## [GIVEN INSTRUCTION]
Pull out every line below holding the word "texture".

[Source records]
## Begin

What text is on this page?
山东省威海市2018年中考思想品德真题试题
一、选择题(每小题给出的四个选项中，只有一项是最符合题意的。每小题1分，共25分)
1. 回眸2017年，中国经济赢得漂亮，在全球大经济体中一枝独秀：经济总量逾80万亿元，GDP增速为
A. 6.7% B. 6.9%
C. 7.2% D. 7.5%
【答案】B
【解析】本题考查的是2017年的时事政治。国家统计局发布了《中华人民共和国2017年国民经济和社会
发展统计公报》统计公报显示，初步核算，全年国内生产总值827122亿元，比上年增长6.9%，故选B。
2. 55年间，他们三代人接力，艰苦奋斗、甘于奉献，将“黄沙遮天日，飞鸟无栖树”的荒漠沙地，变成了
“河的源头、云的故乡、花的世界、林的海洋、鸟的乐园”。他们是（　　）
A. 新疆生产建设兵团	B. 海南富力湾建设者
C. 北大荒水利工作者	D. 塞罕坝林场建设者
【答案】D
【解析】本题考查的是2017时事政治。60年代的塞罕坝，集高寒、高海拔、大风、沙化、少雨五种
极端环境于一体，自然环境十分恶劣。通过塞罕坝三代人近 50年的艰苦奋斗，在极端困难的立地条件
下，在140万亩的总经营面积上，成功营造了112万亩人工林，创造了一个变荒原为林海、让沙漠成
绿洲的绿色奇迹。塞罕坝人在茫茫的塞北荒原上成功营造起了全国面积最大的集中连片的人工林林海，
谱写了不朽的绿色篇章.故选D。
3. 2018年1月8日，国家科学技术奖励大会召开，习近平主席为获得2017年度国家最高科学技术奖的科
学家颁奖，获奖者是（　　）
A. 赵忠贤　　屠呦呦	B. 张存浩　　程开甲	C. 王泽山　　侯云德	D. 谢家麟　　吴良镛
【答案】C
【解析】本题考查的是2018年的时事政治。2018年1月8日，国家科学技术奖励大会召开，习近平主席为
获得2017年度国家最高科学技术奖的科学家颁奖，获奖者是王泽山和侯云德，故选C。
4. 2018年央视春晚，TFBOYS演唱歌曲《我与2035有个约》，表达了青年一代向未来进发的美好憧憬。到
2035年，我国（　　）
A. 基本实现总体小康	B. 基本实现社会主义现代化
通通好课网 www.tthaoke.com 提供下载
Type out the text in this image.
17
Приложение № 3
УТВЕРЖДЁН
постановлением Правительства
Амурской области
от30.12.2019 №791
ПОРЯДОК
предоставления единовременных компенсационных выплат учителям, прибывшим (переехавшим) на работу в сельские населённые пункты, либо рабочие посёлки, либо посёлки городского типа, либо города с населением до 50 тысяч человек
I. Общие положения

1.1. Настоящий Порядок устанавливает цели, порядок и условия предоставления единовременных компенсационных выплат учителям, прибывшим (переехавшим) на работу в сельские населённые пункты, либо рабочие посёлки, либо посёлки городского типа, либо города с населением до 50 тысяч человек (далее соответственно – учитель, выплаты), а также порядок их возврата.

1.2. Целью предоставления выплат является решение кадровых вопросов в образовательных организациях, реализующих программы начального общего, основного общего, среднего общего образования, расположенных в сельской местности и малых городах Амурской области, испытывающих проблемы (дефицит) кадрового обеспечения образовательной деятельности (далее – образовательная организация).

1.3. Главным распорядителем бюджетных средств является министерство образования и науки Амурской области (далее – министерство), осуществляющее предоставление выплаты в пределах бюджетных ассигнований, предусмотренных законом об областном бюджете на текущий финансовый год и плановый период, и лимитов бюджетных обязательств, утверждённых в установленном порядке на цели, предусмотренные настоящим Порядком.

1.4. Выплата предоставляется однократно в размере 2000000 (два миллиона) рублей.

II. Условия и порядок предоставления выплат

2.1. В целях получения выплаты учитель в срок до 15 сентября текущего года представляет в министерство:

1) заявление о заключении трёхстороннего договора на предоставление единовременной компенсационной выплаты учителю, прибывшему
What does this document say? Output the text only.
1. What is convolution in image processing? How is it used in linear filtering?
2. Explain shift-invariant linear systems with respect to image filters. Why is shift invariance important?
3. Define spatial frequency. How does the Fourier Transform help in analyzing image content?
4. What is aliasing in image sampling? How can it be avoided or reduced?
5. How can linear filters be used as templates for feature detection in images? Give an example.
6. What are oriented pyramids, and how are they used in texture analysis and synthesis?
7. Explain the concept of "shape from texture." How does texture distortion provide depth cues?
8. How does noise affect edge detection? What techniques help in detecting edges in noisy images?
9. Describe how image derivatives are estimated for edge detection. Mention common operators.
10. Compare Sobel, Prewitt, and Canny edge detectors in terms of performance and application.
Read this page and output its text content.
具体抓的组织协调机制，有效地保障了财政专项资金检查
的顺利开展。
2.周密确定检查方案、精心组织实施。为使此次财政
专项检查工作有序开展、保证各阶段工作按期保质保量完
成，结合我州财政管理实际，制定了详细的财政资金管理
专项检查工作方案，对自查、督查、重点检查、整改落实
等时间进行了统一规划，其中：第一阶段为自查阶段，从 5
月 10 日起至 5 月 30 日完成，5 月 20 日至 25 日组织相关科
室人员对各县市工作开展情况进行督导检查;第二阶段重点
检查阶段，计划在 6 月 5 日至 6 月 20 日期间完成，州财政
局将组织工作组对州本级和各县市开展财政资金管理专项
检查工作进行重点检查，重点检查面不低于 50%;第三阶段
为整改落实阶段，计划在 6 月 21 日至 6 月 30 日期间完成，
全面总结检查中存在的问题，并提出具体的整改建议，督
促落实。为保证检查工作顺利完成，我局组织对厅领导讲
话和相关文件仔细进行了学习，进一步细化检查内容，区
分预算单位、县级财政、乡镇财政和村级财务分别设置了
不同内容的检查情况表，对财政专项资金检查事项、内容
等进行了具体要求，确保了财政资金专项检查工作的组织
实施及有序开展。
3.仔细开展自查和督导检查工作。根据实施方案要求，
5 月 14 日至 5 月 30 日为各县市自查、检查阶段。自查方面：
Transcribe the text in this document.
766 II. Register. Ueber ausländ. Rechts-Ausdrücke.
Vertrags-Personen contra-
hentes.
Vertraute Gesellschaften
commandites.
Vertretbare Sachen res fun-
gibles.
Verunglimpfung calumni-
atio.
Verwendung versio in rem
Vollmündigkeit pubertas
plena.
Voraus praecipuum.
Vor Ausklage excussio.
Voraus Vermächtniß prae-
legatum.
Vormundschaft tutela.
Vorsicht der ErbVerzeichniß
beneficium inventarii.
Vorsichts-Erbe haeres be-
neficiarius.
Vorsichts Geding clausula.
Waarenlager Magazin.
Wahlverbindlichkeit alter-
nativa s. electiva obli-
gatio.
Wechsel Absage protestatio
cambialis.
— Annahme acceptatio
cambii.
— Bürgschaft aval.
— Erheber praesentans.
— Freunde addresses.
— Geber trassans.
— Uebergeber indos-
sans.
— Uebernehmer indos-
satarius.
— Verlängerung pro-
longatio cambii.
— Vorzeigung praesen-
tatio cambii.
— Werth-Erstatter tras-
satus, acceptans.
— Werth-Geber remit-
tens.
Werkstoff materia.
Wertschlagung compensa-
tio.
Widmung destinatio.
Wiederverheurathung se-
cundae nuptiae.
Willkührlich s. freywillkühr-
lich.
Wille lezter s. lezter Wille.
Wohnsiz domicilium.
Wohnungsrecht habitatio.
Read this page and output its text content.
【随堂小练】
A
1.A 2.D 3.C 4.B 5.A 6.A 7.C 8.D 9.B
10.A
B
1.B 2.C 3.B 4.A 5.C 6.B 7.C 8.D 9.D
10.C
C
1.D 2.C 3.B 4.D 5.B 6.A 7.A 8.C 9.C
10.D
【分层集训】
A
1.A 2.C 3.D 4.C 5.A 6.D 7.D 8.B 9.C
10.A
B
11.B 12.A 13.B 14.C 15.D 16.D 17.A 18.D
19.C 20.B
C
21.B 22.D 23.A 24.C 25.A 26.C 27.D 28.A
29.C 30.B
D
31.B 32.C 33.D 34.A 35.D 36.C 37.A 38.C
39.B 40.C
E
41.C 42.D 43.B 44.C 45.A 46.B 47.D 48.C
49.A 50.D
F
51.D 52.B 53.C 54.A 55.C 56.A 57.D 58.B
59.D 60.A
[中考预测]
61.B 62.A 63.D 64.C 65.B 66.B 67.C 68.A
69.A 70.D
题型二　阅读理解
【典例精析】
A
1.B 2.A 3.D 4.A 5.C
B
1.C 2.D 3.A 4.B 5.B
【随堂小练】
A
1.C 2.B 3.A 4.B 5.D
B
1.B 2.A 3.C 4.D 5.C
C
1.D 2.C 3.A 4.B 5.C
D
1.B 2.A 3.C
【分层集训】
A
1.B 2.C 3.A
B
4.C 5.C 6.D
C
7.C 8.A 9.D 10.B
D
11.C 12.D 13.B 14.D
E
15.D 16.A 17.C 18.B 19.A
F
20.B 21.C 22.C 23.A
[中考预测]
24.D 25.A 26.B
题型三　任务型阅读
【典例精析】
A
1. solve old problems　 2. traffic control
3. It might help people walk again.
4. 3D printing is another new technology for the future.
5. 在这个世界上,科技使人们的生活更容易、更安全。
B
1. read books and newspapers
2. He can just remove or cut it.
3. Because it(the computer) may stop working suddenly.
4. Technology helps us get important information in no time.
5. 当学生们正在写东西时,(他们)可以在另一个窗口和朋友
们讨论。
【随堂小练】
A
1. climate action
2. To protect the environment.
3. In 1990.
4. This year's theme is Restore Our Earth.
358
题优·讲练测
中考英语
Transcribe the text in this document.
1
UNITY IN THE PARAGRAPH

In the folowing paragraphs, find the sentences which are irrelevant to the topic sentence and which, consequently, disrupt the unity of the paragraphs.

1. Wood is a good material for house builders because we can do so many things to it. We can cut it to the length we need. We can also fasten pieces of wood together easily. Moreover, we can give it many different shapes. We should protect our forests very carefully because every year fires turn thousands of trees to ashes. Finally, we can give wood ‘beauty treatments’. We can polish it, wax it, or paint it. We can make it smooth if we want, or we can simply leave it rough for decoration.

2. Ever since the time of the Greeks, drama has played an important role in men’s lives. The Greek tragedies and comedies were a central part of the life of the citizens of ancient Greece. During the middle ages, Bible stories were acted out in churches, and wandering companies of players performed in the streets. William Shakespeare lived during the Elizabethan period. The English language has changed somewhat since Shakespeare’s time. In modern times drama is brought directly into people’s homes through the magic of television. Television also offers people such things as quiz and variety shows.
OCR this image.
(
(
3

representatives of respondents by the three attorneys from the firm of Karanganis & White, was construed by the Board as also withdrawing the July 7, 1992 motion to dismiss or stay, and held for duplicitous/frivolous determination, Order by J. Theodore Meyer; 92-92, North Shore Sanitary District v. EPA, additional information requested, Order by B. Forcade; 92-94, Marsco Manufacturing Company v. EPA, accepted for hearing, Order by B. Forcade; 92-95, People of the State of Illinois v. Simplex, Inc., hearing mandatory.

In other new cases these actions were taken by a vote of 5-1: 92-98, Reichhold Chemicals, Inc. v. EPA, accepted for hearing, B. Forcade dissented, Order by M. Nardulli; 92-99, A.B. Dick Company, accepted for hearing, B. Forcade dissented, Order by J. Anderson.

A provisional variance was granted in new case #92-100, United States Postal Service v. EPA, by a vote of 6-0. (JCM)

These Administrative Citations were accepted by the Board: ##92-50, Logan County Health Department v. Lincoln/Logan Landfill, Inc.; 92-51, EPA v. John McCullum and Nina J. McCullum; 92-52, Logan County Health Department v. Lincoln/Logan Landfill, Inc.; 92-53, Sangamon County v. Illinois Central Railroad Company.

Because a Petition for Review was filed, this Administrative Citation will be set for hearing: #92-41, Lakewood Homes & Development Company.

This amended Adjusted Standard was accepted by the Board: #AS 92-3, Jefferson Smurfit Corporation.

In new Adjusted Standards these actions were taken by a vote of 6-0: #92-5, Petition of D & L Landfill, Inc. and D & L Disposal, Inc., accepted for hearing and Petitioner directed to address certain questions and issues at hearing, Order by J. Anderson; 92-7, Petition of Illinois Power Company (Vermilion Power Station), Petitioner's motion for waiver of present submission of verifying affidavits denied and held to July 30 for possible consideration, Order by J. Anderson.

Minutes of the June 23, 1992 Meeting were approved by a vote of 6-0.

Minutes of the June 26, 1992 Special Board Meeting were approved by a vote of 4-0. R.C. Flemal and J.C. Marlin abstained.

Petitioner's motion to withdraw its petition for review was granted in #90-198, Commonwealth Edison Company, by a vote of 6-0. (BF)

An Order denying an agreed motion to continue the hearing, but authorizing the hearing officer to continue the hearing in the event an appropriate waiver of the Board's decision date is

## End

## [EXERCISE OUTPUT]
6. What are oriented pyramids, and how are they used in texture analysis and synthesis?
7. Explain the concept of "shape from texture." How does texture distortion provide depth cues?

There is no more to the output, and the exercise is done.